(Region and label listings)

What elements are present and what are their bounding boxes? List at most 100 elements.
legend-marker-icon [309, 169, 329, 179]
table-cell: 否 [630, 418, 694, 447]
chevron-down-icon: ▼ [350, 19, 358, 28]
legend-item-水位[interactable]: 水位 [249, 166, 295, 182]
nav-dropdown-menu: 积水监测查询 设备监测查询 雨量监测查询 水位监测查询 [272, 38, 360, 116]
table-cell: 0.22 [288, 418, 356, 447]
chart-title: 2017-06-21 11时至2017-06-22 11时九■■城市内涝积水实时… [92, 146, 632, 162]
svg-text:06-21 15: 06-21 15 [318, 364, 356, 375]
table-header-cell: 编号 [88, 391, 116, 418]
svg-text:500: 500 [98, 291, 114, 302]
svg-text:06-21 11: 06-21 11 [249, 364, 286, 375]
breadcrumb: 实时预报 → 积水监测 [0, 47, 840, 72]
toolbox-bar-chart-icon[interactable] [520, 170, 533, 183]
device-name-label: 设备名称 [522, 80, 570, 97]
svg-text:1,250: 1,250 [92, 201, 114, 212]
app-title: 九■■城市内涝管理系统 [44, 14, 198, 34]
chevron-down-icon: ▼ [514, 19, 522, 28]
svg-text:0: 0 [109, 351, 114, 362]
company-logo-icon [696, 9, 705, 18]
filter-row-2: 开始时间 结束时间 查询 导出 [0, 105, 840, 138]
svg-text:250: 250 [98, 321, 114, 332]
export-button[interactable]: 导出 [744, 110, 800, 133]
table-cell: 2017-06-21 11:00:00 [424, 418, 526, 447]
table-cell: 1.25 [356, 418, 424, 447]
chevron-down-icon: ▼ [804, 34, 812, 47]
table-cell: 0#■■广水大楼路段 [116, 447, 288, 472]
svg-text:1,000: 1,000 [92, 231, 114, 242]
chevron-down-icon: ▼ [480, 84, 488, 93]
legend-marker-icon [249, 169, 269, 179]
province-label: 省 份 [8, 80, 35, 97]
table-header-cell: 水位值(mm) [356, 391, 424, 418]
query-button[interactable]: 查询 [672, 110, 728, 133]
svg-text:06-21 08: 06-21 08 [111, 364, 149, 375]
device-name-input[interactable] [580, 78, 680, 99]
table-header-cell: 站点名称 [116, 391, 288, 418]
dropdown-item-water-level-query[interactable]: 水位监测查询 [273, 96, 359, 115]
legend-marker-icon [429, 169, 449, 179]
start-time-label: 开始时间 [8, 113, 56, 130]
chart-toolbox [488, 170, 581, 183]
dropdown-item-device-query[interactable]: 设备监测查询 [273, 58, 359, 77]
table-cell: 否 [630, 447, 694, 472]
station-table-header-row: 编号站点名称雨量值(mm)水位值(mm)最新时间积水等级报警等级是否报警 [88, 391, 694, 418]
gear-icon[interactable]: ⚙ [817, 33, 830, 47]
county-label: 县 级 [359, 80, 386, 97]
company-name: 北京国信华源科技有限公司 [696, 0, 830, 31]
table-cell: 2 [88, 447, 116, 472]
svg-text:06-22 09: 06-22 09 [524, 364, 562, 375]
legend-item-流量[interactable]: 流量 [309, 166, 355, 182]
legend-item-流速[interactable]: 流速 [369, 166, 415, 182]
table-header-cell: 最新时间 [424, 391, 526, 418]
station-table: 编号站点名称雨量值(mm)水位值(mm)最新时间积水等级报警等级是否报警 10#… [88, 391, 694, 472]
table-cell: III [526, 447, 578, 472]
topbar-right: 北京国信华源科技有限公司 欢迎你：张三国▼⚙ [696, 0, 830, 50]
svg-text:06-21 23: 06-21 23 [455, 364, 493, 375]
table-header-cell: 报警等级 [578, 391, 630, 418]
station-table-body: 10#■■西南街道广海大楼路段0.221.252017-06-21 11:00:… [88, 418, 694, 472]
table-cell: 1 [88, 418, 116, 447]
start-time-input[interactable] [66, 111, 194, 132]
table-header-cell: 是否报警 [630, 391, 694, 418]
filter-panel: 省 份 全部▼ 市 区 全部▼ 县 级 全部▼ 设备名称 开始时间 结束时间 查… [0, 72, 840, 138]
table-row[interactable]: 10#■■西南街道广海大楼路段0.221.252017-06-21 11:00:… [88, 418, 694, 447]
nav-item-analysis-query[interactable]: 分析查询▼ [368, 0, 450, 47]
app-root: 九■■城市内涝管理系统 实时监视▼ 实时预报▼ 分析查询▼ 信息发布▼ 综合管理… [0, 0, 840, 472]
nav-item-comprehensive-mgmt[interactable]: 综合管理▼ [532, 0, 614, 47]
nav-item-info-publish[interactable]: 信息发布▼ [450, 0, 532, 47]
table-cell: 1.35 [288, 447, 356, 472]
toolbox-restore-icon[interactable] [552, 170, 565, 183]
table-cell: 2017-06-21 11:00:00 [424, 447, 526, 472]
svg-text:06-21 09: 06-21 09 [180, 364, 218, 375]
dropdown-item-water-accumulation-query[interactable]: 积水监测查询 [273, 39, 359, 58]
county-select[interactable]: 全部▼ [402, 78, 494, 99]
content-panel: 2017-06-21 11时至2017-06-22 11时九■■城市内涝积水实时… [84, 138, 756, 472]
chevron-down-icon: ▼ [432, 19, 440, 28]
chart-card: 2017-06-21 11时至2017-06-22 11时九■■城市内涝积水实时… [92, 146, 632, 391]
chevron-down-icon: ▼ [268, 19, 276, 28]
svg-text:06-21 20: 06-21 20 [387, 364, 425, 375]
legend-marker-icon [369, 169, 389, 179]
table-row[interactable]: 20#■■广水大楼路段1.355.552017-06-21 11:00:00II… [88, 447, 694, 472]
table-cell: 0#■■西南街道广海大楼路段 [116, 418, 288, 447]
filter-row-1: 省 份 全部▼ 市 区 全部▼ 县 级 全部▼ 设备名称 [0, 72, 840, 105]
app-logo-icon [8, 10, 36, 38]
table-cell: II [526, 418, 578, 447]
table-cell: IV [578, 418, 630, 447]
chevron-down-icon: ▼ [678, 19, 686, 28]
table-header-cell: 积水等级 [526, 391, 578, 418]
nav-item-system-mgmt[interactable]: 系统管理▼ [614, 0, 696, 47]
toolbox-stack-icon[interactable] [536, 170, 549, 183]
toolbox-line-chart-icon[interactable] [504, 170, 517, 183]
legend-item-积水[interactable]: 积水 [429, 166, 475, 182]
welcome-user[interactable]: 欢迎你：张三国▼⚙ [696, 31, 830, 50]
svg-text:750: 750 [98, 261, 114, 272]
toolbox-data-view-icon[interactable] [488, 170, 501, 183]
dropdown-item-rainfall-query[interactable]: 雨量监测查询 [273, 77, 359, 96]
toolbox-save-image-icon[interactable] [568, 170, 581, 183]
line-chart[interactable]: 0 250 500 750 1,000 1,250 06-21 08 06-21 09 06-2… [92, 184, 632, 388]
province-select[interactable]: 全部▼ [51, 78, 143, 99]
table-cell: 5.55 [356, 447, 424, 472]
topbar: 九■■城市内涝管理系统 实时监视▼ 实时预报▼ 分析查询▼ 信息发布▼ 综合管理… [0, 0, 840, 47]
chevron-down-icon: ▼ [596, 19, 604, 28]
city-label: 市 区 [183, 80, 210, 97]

Direction:
Give the lines of every item above as a JSON list of strings, one per line, omitting blank lines.

Exercise result:
[
  "What elements are present and what are their bounding boxes? List at most 100 elements.",
  "legend-marker-icon [309, 169, 329, 179]",
  "table-cell: 否 [630, 418, 694, 447]",
  "chevron-down-icon: ▼ [350, 19, 358, 28]",
  "legend-item-水位[interactable]: 水位 [249, 166, 295, 182]",
  "nav-dropdown-menu: 积水监测查询 设备监测查询 雨量监测查询 水位监测查询 [272, 38, 360, 116]",
  "table-cell: 0.22 [288, 418, 356, 447]",
  "chart-title: 2017-06-21 11时至2017-06-22 11时九■■城市内涝积水实时… [92, 146, 632, 162]",
  "svg-text:06-21 15: 06-21 15 [318, 364, 356, 375]",
  "table-header-cell: 编号 [88, 391, 116, 418]",
  "svg-text:500: 500 [98, 291, 114, 302]",
  "svg-text:06-21 11: 06-21 11 [249, 364, 286, 375]",
  "breadcrumb: 实时预报 → 积水监测 [0, 47, 840, 72]",
  "toolbox-bar-chart-icon[interactable] [520, 170, 533, 183]",
  "device-name-label: 设备名称 [522, 80, 570, 97]",
  "svg-text:1,250: 1,250 [92, 201, 114, 212]",
  "app-title: 九■■城市内涝管理系统 [44, 14, 198, 34]",
  "chevron-down-icon: ▼ [514, 19, 522, 28]",
  "svg-text:0: 0 [109, 351, 114, 362]",
  "company-logo-icon [696, 9, 705, 18]",
  "filter-row-2: 开始时间 结束时间 查询 导出 [0, 105, 840, 138]",
  "svg-text:250: 250 [98, 321, 114, 332]",
  "export-button[interactable]: 导出 [744, 110, 800, 133]",
  "table-cell: 2017-06-21 11:00:00 [424, 418, 526, 447]",
  "table-cell: 1.25 [356, 418, 424, 447]",
  "chevron-down-icon: ▼ [804, 34, 812, 47]",
  "table-cell: 0#■■广水大楼路段 [116, 447, 288, 472]",
  "svg-text:1,000: 1,000 [92, 231, 114, 242]",
  "chevron-down-icon: ▼ [480, 84, 488, 93]",
  "legend-marker-icon [249, 169, 269, 179]",
  "province-label: 省 份 [8, 80, 35, 97]",
  "table-header-cell: 水位值(mm) [356, 391, 424, 418]",
  "query-button[interactable]: 查询 [672, 110, 728, 133]",
  "svg-text:06-21 08: 06-21 08 [111, 364, 149, 375]",
  "device-name-input[interactable] [580, 78, 680, 99]",
  "table-header-cell: 站点名称 [116, 391, 288, 418]",
  "dropdown-item-water-level-query[interactable]: 水位监测查询 [273, 96, 359, 115]",
  "legend-marker-icon [429, 169, 449, 179]",
  "start-time-label: 开始时间 [8, 113, 56, 130]",
  "chart-toolbox [488, 170, 581, 183]",
  "dropdown-item-device-query[interactable]: 设备监测查询 [273, 58, 359, 77]",
  "table-cell: 否 [630, 447, 694, 472]",
  "station-table-header-row: 编号站点名称雨量值(mm)水位值(mm)最新时间积水等级报警等级是否报警 [88, 391, 694, 418]",
  "gear-icon[interactable]: ⚙ [817, 33, 830, 47]",
  "county-label: 县 级 [359, 80, 386, 97]",
  "company-name: 北京国信华源科技有限公司 [696, 0, 830, 31]",
  "table-cell: 2 [88, 447, 116, 472]",
  "svg-text:06-22 09: 06-22 09 [524, 364, 562, 375]",
  "legend-item-流量[interactable]: 流量 [309, 166, 355, 182]",
  "legend-item-流速[interactable]: 流速 [369, 166, 415, 182]",
  "table-header-cell: 最新时间 [424, 391, 526, 418]",
  "station-table: 编号站点名称雨量值(mm)水位值(mm)最新时间积水等级报警等级是否报警 10#… [88, 391, 694, 472]",
  "table-cell: III [526, 447, 578, 472]",
  "topbar-right: 北京国信华源科技有限公司 欢迎你：张三国▼⚙ [696, 0, 830, 50]",
  "svg-text:06-21 23: 06-21 23 [455, 364, 493, 375]",
  "table-header-cell: 报警等级 [578, 391, 630, 418]",
  "station-table-body: 10#■■西南街道广海大楼路段0.221.252017-06-21 11:00:… [88, 418, 694, 472]",
  "table-cell: 1 [88, 418, 116, 447]",
  "start-time-input[interactable] [66, 111, 194, 132]",
  "table-header-cell: 是否报警 [630, 391, 694, 418]",
  "filter-panel: 省 份 全部▼ 市 区 全部▼ 县 级 全部▼ 设备名称 开始时间 结束时间 查… [0, 72, 840, 138]",
  "table-row[interactable]: 10#■■西南街道广海大楼路段0.221.252017-06-21 11:00:… [88, 418, 694, 447]",
  "nav-item-analysis-query[interactable]: 分析查询▼ [368, 0, 450, 47]",
  "app-root: 九■■城市内涝管理系统 实时监视▼ 实时预报▼ 分析查询▼ 信息发布▼ 综合管理… [0, 0, 840, 472]",
  "nav-item-comprehensive-mgmt[interactable]: 综合管理▼ [532, 0, 614, 47]",
  "nav-item-info-publish[interactable]: 信息发布▼ [450, 0, 532, 47]",
  "table-cell: 1.35 [288, 447, 356, 472]",
  "toolbox-restore-icon[interactable] [552, 170, 565, 183]",
  "table-cell: 2017-06-21 11:00:00 [424, 447, 526, 472]",
  "svg-text:06-21 09: 06-21 09 [180, 364, 218, 375]",
  "dropdown-item-water-accumulation-query[interactable]: 积水监测查询 [273, 39, 359, 58]",
  "county-select[interactable]: 全部▼ [402, 78, 494, 99]",
  "content-panel: 2017-06-21 11时至2017-06-22 11时九■■城市内涝积水实时… [84, 138, 756, 472]",
  "chevron-down-icon: ▼ [432, 19, 440, 28]",
  "chart-card: 2017-06-21 11时至2017-06-22 11时九■■城市内涝积水实时… [92, 146, 632, 391]",
  "chevron-down-icon: ▼ [268, 19, 276, 28]",
  "svg-text:06-21 20: 06-21 20 [387, 364, 425, 375]",
  "legend-marker-icon [369, 169, 389, 179]",
  "table-row[interactable]: 20#■■广水大楼路段1.355.552017-06-21 11:00:00II… [88, 447, 694, 472]",
  "table-cell: 0#■■西南街道广海大楼路段 [116, 418, 288, 447]",
  "filter-row-1: 省 份 全部▼ 市 区 全部▼ 县 级 全部▼ 设备名称 [0, 72, 840, 105]",
  "app-logo-icon [8, 10, 36, 38]",
  "table-cell: II [526, 418, 578, 447]",
  "table-cell: IV [578, 418, 630, 447]",
  "chevron-down-icon: ▼ [678, 19, 686, 28]",
  "table-header-cell: 积水等级 [526, 391, 578, 418]",
  "nav-item-system-mgmt[interactable]: 系统管理▼ [614, 0, 696, 47]",
  "toolbox-stack-icon[interactable] [536, 170, 549, 183]",
  "toolbox-line-chart-icon[interactable] [504, 170, 517, 183]",
  "legend-item-积水[interactable]: 积水 [429, 166, 475, 182]",
  "welcome-user[interactable]: 欢迎你：张三国▼⚙ [696, 31, 830, 50]",
  "svg-text:750: 750 [98, 261, 114, 272]",
  "toolbox-data-view-icon[interactable] [488, 170, 501, 183]",
  "dropdown-item-rainfall-query[interactable]: 雨量监测查询 [273, 77, 359, 96]",
  "toolbox-save-image-icon[interactable] [568, 170, 581, 183]",
  "line-chart[interactable]: 0 250 500 750 1,000 1,250 06-21 08 06-21 09 06-2… [92, 184, 632, 388]",
  "province-select[interactable]: 全部▼ [51, 78, 143, 99]",
  "table-cell: 5.55 [356, 447, 424, 472]",
  "topbar: 九■■城市内涝管理系统 实时监视▼ 实时预报▼ 分析查询▼ 信息发布▼ 综合管理… [0, 0, 840, 47]",
  "chevron-down-icon: ▼ [596, 19, 604, 28]",
  "city-label: 市 区 [183, 80, 210, 97]"
]